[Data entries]
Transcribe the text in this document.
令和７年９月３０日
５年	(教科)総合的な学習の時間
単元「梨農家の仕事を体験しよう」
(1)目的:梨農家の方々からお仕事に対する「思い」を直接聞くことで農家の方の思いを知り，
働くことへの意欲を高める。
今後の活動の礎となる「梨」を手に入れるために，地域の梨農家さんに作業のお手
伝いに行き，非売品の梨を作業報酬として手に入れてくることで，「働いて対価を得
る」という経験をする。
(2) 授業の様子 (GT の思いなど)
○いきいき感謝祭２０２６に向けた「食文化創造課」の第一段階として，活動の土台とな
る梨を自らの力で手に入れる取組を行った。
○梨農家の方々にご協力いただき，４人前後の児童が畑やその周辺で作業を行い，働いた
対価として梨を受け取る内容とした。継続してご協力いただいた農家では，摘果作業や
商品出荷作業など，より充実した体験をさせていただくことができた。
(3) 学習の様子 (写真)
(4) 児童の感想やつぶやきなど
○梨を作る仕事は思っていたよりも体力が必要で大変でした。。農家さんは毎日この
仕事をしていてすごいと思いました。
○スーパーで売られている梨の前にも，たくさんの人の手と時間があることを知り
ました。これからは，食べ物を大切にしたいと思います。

▸ Your task: Take the entries above and transcribe them in full.

▸ Answer:
Transcribe the text in this document.
令和７年９月３０日
５年	(教科)総合的な学習の時間
単元「梨農家の仕事を体験しよう」
(1)目的:梨農家の方々からお仕事に対する「思い」を直接聞くことで農家の方の思いを知り，
働くことへの意欲を高める。
今後の活動の礎となる「梨」を手に入れるために，地域の梨農家さんに作業のお手
伝いに行き，非売品の梨を作業報酬として手に入れてくることで，「働いて対価を得
る」という経験をする。
(2) 授業の様子 (GT の思いなど)
○いきいき感謝祭２０２６に向けた「食文化創造課」の第一段階として，活動の土台とな
る梨を自らの力で手に入れる取組を行った。
○梨農家の方々にご協力いただき，４人前後の児童が畑やその周辺で作業を行い，働いた
対価として梨を受け取る内容とした。継続してご協力いただいた農家では，摘果作業や
商品出荷作業など，より充実した体験をさせていただくことができた。
(3) 学習の様子 (写真)
(4) 児童の感想やつぶやきなど
○梨を作る仕事は思っていたよりも体力が必要で大変でした。。農家さんは毎日この
仕事をしていてすごいと思いました。
○スーパーで売られている梨の前にも，たくさんの人の手と時間があることを知り
ました。これからは，食べ物を大切にしたいと思います。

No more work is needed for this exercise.